_Set problem a_. Translate this sentence from the excerpt on Nigerian politics into Spanish: "Those who stood against OBJ and his party came under heavy lashes."

_Page extract_.
Under his watch, democratically elected governors were yanked off like rags – ask Senator Rashidi Ladoja whose regime was truncated and thwarted for not sharing the N65 million security vote with one of his godfathers, the late Lamidi Ariyibi Adedibu. Those who stood against OBJ and his party came under heavy lashes. Many scampers for their safety.

Then 2007 came and OBJ, the acclaimed ‘Ebora of Owu’ with his tricky and dirty politicking reluctantly faded out of the public consciousness. Late Umar Musa Yar’adua, the frail Katsina man brought a little sanity to the national scene and offered to sanctify much of the battered system but death took him away while he was mopping the mess created by OBJ and his co-travelers. Still, former President Goodluck Ebele Jonathan took the party projected to retain power for 60 years to one that was booted out of office after 16 years. In 2015, a major political coalition never seen in Nigeria’s history flushed out PDP out of the villa.

_Provided information_.
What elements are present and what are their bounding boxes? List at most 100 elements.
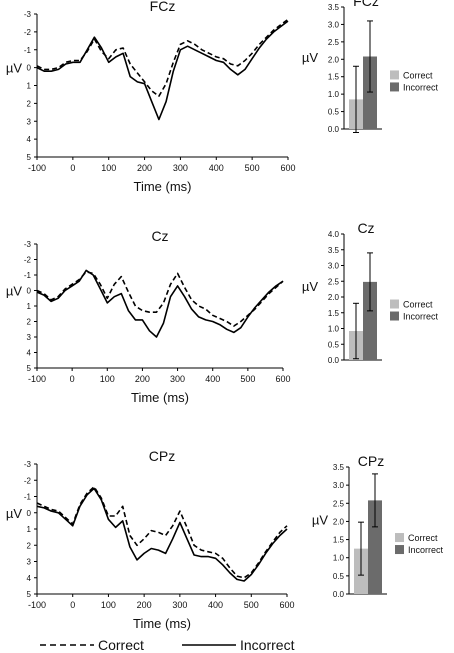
legend-swatch-incorrect xyxy=(390,82,399,92)
legend-label-incorrect: Incorrect xyxy=(408,545,444,555)
legend-label-correct: Correct xyxy=(403,70,433,80)
x-tick-label: 600 xyxy=(275,374,290,384)
y-tick-label: 3.5 xyxy=(333,463,345,472)
y-tick-label: 0.0 xyxy=(328,125,340,134)
y-tick-label: 1.0 xyxy=(328,325,340,334)
legend-swatch-incorrect xyxy=(390,311,399,321)
x-tick-label: 400 xyxy=(205,374,220,384)
y-tick-label: -2 xyxy=(24,28,32,37)
figure-legend-incorrect: Incorrect xyxy=(240,637,295,653)
cpz-line-ylabel: µV xyxy=(6,506,22,521)
cz-line-xlabel: Time (ms) xyxy=(131,390,189,405)
fcz-line-ylabel: µV xyxy=(6,61,22,76)
bar-incorrect xyxy=(368,500,382,594)
x-tick-label: 100 xyxy=(100,374,115,384)
y-tick-label: 2.5 xyxy=(328,38,340,47)
y-tick-label: 4 xyxy=(27,135,32,144)
y-tick-label: 4.0 xyxy=(328,230,340,239)
legend-swatch-correct xyxy=(395,533,404,543)
y-tick-label: 3.5 xyxy=(328,3,340,12)
x-tick-label: 100 xyxy=(101,600,116,610)
y-tick-label: -2 xyxy=(24,476,32,485)
bar-incorrect xyxy=(363,56,377,129)
series-line-incorrect xyxy=(36,269,284,338)
legend-label-correct: Correct xyxy=(408,533,438,543)
y-tick-label: 2.5 xyxy=(333,499,345,508)
legend-label-correct: Correct xyxy=(403,300,433,310)
x-tick-label: 0 xyxy=(70,600,75,610)
x-tick-label: 300 xyxy=(172,600,187,610)
y-tick-label: 3.5 xyxy=(328,246,340,255)
y-tick-label: 0.0 xyxy=(328,356,340,365)
y-tick-label: 2.0 xyxy=(328,55,340,64)
x-tick-label: 500 xyxy=(244,600,259,610)
x-tick-label: -100 xyxy=(28,600,46,610)
y-tick-label: 1 xyxy=(27,525,32,534)
y-tick-label: 1.0 xyxy=(328,90,340,99)
cz-bar-title: Cz xyxy=(357,220,374,236)
series-line-incorrect xyxy=(36,20,289,121)
y-tick-label: 3.0 xyxy=(333,481,345,490)
y-tick-label: 0 xyxy=(27,509,32,518)
y-tick-label: 3.0 xyxy=(328,20,340,29)
y-tick-label: 2.0 xyxy=(333,517,345,526)
x-tick-label: 0 xyxy=(70,163,75,173)
x-tick-label: 500 xyxy=(245,163,260,173)
y-tick-label: 0.5 xyxy=(328,108,340,117)
y-tick-label: 5 xyxy=(27,590,32,599)
bar-incorrect xyxy=(363,281,377,360)
y-tick-label: 5 xyxy=(27,153,32,162)
x-tick-label: 600 xyxy=(279,600,294,610)
y-tick-label: 1 xyxy=(27,82,32,91)
cz-line-title: Cz xyxy=(151,228,168,244)
y-tick-label: 0 xyxy=(27,64,32,73)
legend-label-incorrect: Incorrect xyxy=(403,82,439,92)
x-tick-label: 400 xyxy=(208,600,223,610)
fcz-bar-ylabel: µV xyxy=(302,50,318,65)
y-tick-label: -1 xyxy=(24,493,32,502)
y-tick-label: -1 xyxy=(24,46,32,55)
x-tick-label: 300 xyxy=(170,374,185,384)
y-tick-label: 3.0 xyxy=(328,262,340,271)
y-tick-label: 2.0 xyxy=(328,293,340,302)
x-tick-label: 200 xyxy=(137,600,152,610)
x-tick-label: -100 xyxy=(28,163,46,173)
cz-bar-ylabel: µV xyxy=(302,279,318,294)
series-line-incorrect xyxy=(36,487,288,582)
y-tick-label: 0.5 xyxy=(328,340,340,349)
figure-legend-correct: Correct xyxy=(98,637,144,653)
y-tick-label: 1.5 xyxy=(328,73,340,82)
legend-swatch-correct xyxy=(390,70,399,80)
y-tick-label: -2 xyxy=(24,256,32,265)
y-tick-label: 2.5 xyxy=(328,277,340,286)
y-tick-label: 0 xyxy=(27,287,32,296)
x-tick-label: 100 xyxy=(101,163,116,173)
y-tick-label: -3 xyxy=(24,240,32,249)
cpz-bar-title: CPz xyxy=(358,453,384,469)
y-tick-label: 2 xyxy=(27,318,32,327)
x-tick-label: 600 xyxy=(280,163,295,173)
cpz-line-title: CPz xyxy=(149,448,175,464)
cpz-line-xlabel: Time (ms) xyxy=(133,616,191,631)
fcz-line-xlabel: Time (ms) xyxy=(133,179,191,194)
y-tick-label: 4 xyxy=(27,574,32,583)
legend-label-incorrect: Incorrect xyxy=(403,312,439,322)
x-tick-label: 0 xyxy=(70,374,75,384)
y-tick-label: 0.0 xyxy=(333,590,345,599)
y-tick-label: -1 xyxy=(24,271,32,280)
cz-line-ylabel: µV xyxy=(6,284,22,299)
y-tick-label: 3 xyxy=(27,558,32,567)
cpz-bar-ylabel: µV xyxy=(312,513,328,528)
y-tick-label: 1.5 xyxy=(333,536,345,545)
y-tick-label: 2 xyxy=(27,99,32,108)
y-tick-label: 2 xyxy=(27,541,32,550)
y-tick-label: 5 xyxy=(27,364,32,373)
y-tick-label: 1.5 xyxy=(328,309,340,318)
series-line-correct xyxy=(36,271,284,327)
x-tick-label: 200 xyxy=(137,163,152,173)
y-tick-label: 0.5 xyxy=(333,572,345,581)
x-tick-label: 500 xyxy=(240,374,255,384)
y-tick-label: 1 xyxy=(27,302,32,311)
fcz-line-title: FCz xyxy=(150,0,176,14)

_Set problem b_. In the records, please change "x-tick-label" to "x-axis-tick" in the lines starting with the line with "legend-swatch-incorrect xyxy=(390,82,399,92)" and going on through the line with "y-tick-label: 1 xyxy=(27,525,32,534)". Return only those lines.

_Full response a_. Quienes se opusieron a OBJ y a su partido recibieron duros latigazos.

_Full response b_.
legend-swatch-incorrect xyxy=(390,82,399,92)
legend-label-incorrect: Incorrect xyxy=(408,545,444,555)
legend-label-correct: Correct xyxy=(403,70,433,80)
x-axis-tick: 600 xyxy=(275,374,290,384)
y-tick-label: 3.5 xyxy=(333,463,345,472)
y-tick-label: 0.0 xyxy=(328,125,340,134)
y-tick-label: 1.0 xyxy=(328,325,340,334)
legend-swatch-incorrect xyxy=(390,311,399,321)
x-axis-tick: 400 xyxy=(205,374,220,384)
y-tick-label: -2 xyxy=(24,28,32,37)
figure-legend-incorrect: Incorrect xyxy=(240,637,295,653)
cpz-line-ylabel: µV xyxy=(6,506,22,521)
cz-line-xlabel: Time (ms) xyxy=(131,390,189,405)
fcz-line-ylabel: µV xyxy=(6,61,22,76)
bar-incorrect xyxy=(368,500,382,594)
x-axis-tick: 100 xyxy=(100,374,115,384)
y-tick-label: 2.5 xyxy=(328,38,340,47)
y-tick-label: 4 xyxy=(27,135,32,144)
y-tick-label: 4.0 xyxy=(328,230,340,239)
legend-swatch-correct xyxy=(395,533,404,543)
y-tick-label: 3.5 xyxy=(328,3,340,12)
x-axis-tick: 100 xyxy=(101,600,116,610)
y-tick-label: -2 xyxy=(24,476,32,485)
bar-incorrect xyxy=(363,56,377,129)
series-line-incorrect xyxy=(36,269,284,338)
legend-label-correct: Correct xyxy=(408,533,438,543)
y-tick-label: 2.5 xyxy=(333,499,345,508)
legend-label-correct: Correct xyxy=(403,300,433,310)
x-axis-tick: 0 xyxy=(70,600,75,610)
x-axis-tick: 300 xyxy=(172,600,187,610)
y-tick-label: 3.5 xyxy=(328,246,340,255)
y-tick-label: 0.0 xyxy=(328,356,340,365)
y-tick-label: 2.0 xyxy=(328,55,340,64)
x-axis-tick: 500 xyxy=(244,600,259,610)
x-axis-tick: -100 xyxy=(28,600,46,610)
y-tick-label: 1 xyxy=(27,525,32,534)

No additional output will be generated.